= Task to complete =
Write out every line below that includes the word "color".

(Figure contents as structured data)
START

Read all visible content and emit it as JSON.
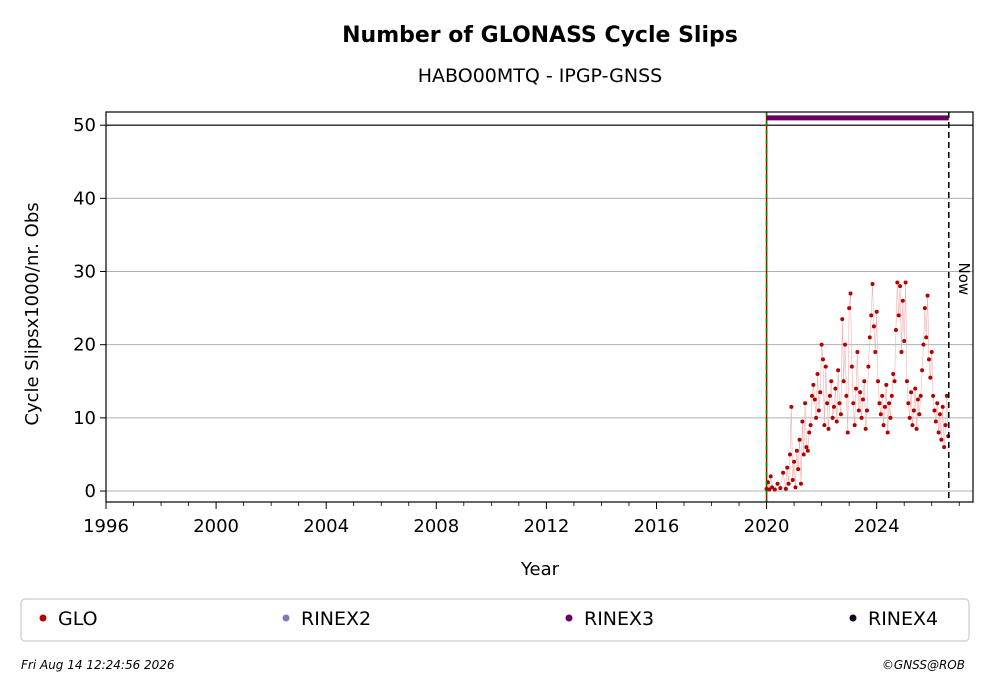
{
  "chart_data": {
    "type": "scatter",
    "title": "Number of GLONASS Cycle Slips",
    "subtitle": "HABO00MTQ - IPGP-GNSS",
    "xlabel": "Year",
    "ylabel": "Cycle Slipsx1000/nr. Obs",
    "xlim": [
      1996,
      2027.5
    ],
    "ylim": [
      -1.5,
      51.8
    ],
    "x_ticks": [
      "1996",
      "2000",
      "2004",
      "2008",
      "2012",
      "2016",
      "2020",
      "2024"
    ],
    "y_ticks": [
      "0",
      "10",
      "20",
      "30",
      "40",
      "50"
    ],
    "grid": "horizontal",
    "reference_line_y": 50,
    "start_line_x": 2020.0,
    "now_line_x": 2026.62,
    "now_label": "Now",
    "rinex3_bar": {
      "x_start": 2020.0,
      "x_end": 2026.62,
      "y": 51
    },
    "series": [
      {
        "name": "GLO",
        "color": "#b30000",
        "points": [
          [
            2020.0,
            0.3
          ],
          [
            2020.05,
            1.2
          ],
          [
            2020.1,
            0.2
          ],
          [
            2020.15,
            2.0
          ],
          [
            2020.2,
            0.5
          ],
          [
            2020.3,
            0.2
          ],
          [
            2020.4,
            1.0
          ],
          [
            2020.5,
            0.4
          ],
          [
            2020.6,
            2.5
          ],
          [
            2020.7,
            0.3
          ],
          [
            2020.75,
            3.2
          ],
          [
            2020.8,
            1.0
          ],
          [
            2020.85,
            5.0
          ],
          [
            2020.9,
            11.5
          ],
          [
            2020.95,
            1.5
          ],
          [
            2021.0,
            4.0
          ],
          [
            2021.05,
            0.5
          ],
          [
            2021.1,
            5.5
          ],
          [
            2021.15,
            3.0
          ],
          [
            2021.2,
            7.0
          ],
          [
            2021.25,
            1.0
          ],
          [
            2021.3,
            9.5
          ],
          [
            2021.35,
            5.0
          ],
          [
            2021.4,
            12.0
          ],
          [
            2021.45,
            6.0
          ],
          [
            2021.5,
            5.5
          ],
          [
            2021.55,
            8.0
          ],
          [
            2021.6,
            9.0
          ],
          [
            2021.65,
            13.0
          ],
          [
            2021.7,
            14.5
          ],
          [
            2021.75,
            12.5
          ],
          [
            2021.8,
            10.0
          ],
          [
            2021.85,
            16.0
          ],
          [
            2021.9,
            11.0
          ],
          [
            2021.95,
            13.5
          ],
          [
            2022.0,
            20.0
          ],
          [
            2022.05,
            18.0
          ],
          [
            2022.1,
            9.0
          ],
          [
            2022.15,
            17.0
          ],
          [
            2022.2,
            12.0
          ],
          [
            2022.25,
            8.5
          ],
          [
            2022.3,
            13.0
          ],
          [
            2022.35,
            15.0
          ],
          [
            2022.4,
            10.0
          ],
          [
            2022.45,
            11.5
          ],
          [
            2022.5,
            14.0
          ],
          [
            2022.55,
            9.5
          ],
          [
            2022.6,
            16.5
          ],
          [
            2022.65,
            12.0
          ],
          [
            2022.7,
            10.5
          ],
          [
            2022.75,
            23.5
          ],
          [
            2022.8,
            15.0
          ],
          [
            2022.85,
            20.0
          ],
          [
            2022.9,
            13.0
          ],
          [
            2022.95,
            8.0
          ],
          [
            2023.0,
            25.0
          ],
          [
            2023.05,
            27.0
          ],
          [
            2023.1,
            17.0
          ],
          [
            2023.15,
            12.0
          ],
          [
            2023.2,
            9.0
          ],
          [
            2023.25,
            14.0
          ],
          [
            2023.3,
            19.0
          ],
          [
            2023.35,
            11.0
          ],
          [
            2023.4,
            13.5
          ],
          [
            2023.45,
            10.0
          ],
          [
            2023.5,
            12.5
          ],
          [
            2023.55,
            15.0
          ],
          [
            2023.6,
            8.5
          ],
          [
            2023.65,
            11.0
          ],
          [
            2023.7,
            17.0
          ],
          [
            2023.75,
            21.0
          ],
          [
            2023.8,
            24.0
          ],
          [
            2023.85,
            28.3
          ],
          [
            2023.9,
            22.5
          ],
          [
            2023.95,
            19.0
          ],
          [
            2024.0,
            24.5
          ],
          [
            2024.05,
            15.0
          ],
          [
            2024.1,
            12.0
          ],
          [
            2024.15,
            10.5
          ],
          [
            2024.2,
            13.0
          ],
          [
            2024.25,
            9.0
          ],
          [
            2024.3,
            11.5
          ],
          [
            2024.35,
            14.5
          ],
          [
            2024.4,
            8.0
          ],
          [
            2024.45,
            12.0
          ],
          [
            2024.5,
            10.0
          ],
          [
            2024.55,
            13.0
          ],
          [
            2024.6,
            16.0
          ],
          [
            2024.65,
            15.0
          ],
          [
            2024.7,
            22.0
          ],
          [
            2024.75,
            28.5
          ],
          [
            2024.8,
            24.0
          ],
          [
            2024.85,
            28.0
          ],
          [
            2024.9,
            19.0
          ],
          [
            2024.95,
            26.0
          ],
          [
            2025.0,
            20.5
          ],
          [
            2025.05,
            28.5
          ],
          [
            2025.1,
            15.0
          ],
          [
            2025.15,
            12.0
          ],
          [
            2025.2,
            10.0
          ],
          [
            2025.25,
            13.5
          ],
          [
            2025.3,
            9.0
          ],
          [
            2025.35,
            11.0
          ],
          [
            2025.4,
            14.0
          ],
          [
            2025.45,
            8.5
          ],
          [
            2025.5,
            12.5
          ],
          [
            2025.55,
            10.5
          ],
          [
            2025.6,
            13.0
          ],
          [
            2025.65,
            16.5
          ],
          [
            2025.7,
            20.0
          ],
          [
            2025.75,
            25.0
          ],
          [
            2025.8,
            21.0
          ],
          [
            2025.85,
            26.7
          ],
          [
            2025.9,
            18.0
          ],
          [
            2025.95,
            15.5
          ],
          [
            2026.0,
            19.0
          ],
          [
            2026.05,
            13.0
          ],
          [
            2026.1,
            11.0
          ],
          [
            2026.15,
            9.5
          ],
          [
            2026.2,
            12.0
          ],
          [
            2026.25,
            8.0
          ],
          [
            2026.3,
            10.5
          ],
          [
            2026.35,
            7.0
          ],
          [
            2026.4,
            11.5
          ],
          [
            2026.45,
            6.0
          ],
          [
            2026.5,
            9.0
          ],
          [
            2026.55,
            13.0
          ],
          [
            2026.6,
            7.5
          ]
        ]
      },
      {
        "name": "RINEX2",
        "color": "#7b7bbf",
        "points": []
      },
      {
        "name": "RINEX3",
        "color": "#660066",
        "points": []
      },
      {
        "name": "RINEX4",
        "color": "#1a0020",
        "points": []
      }
    ],
    "legend": [
      "GLO",
      "RINEX2",
      "RINEX3",
      "RINEX4"
    ],
    "legend_placement": "bottom"
  },
  "footer": {
    "timestamp": "Fri Aug 14 12:24:56 2026",
    "credit": "©GNSS@ROB"
  }
}
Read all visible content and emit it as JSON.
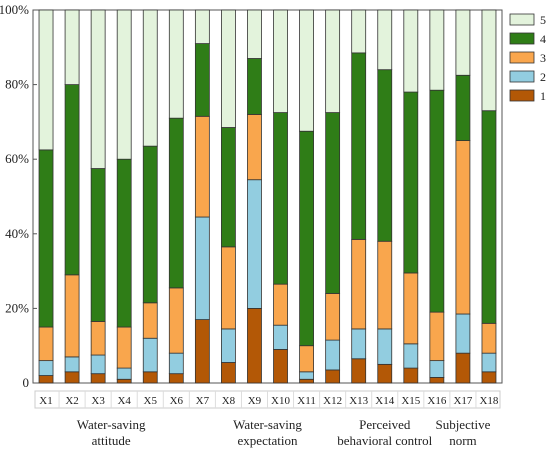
{
  "chart_data": {
    "type": "bar",
    "stacked": true,
    "categories": [
      "X1",
      "X2",
      "X3",
      "X4",
      "X5",
      "X6",
      "X7",
      "X8",
      "X9",
      "X10",
      "X11",
      "X12",
      "X13",
      "X14",
      "X15",
      "X16",
      "X17",
      "X18"
    ],
    "ylim": [
      0,
      100
    ],
    "yticks": [
      "0",
      "20%",
      "40%",
      "60%",
      "80%",
      "100%"
    ],
    "series": [
      {
        "name": "1",
        "color": "#b35806",
        "values": [
          2,
          3,
          2.5,
          1,
          3,
          2.5,
          17,
          5.5,
          20,
          9,
          1,
          3.5,
          6.5,
          5,
          4,
          1.5,
          8,
          3
        ]
      },
      {
        "name": "2",
        "color": "#92cde0",
        "values": [
          4,
          4,
          5,
          3,
          9,
          5.5,
          27.5,
          9,
          34.5,
          6.5,
          2,
          8,
          8,
          9.5,
          6.5,
          4.5,
          10.5,
          5
        ]
      },
      {
        "name": "3",
        "color": "#f9a64d",
        "values": [
          9,
          22,
          9,
          11,
          9.5,
          17.5,
          27,
          22,
          17.5,
          11,
          7,
          12.5,
          24,
          23.5,
          19,
          13,
          46.5,
          8
        ]
      },
      {
        "name": "4",
        "color": "#2f7d17",
        "values": [
          47.5,
          51,
          41,
          45,
          42,
          45.5,
          19.5,
          32,
          15,
          46,
          57.5,
          48.5,
          50,
          46,
          48.5,
          59.5,
          17.5,
          57
        ]
      },
      {
        "name": "5",
        "color": "#e3f3dc",
        "values": [
          37.5,
          20,
          42.5,
          40,
          36.5,
          29,
          9,
          31.5,
          13,
          27.5,
          32.5,
          27.5,
          11.5,
          16,
          22,
          21.5,
          17.5,
          27
        ]
      }
    ],
    "legend_position": "top-right",
    "group_labels": [
      {
        "lines": [
          "Water-saving",
          "attitude"
        ],
        "from": 0,
        "to": 5
      },
      {
        "lines": [
          "Water-saving",
          "expectation"
        ],
        "from": 6,
        "to": 11
      },
      {
        "lines": [
          "Perceived",
          "behavioral control"
        ],
        "from": 12,
        "to": 14
      },
      {
        "lines": [
          "Subjective",
          "norm"
        ],
        "from": 15,
        "to": 17
      }
    ],
    "grid": false
  }
}
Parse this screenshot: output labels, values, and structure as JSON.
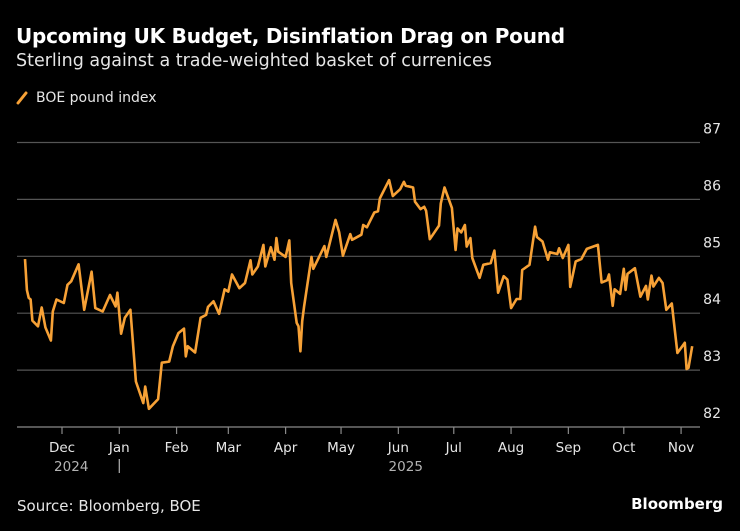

END

= Worked solution =
        "color": "#b30000",
        "color": "#7b7bbf",
        "color": "#660066",
        "color": "#1a0020",
        "color": "#b35806",
        "color": "#92cde0",
        "color": "#f9a64d",
        "color": "#2f7d17",
        "color": "#e3f3dc",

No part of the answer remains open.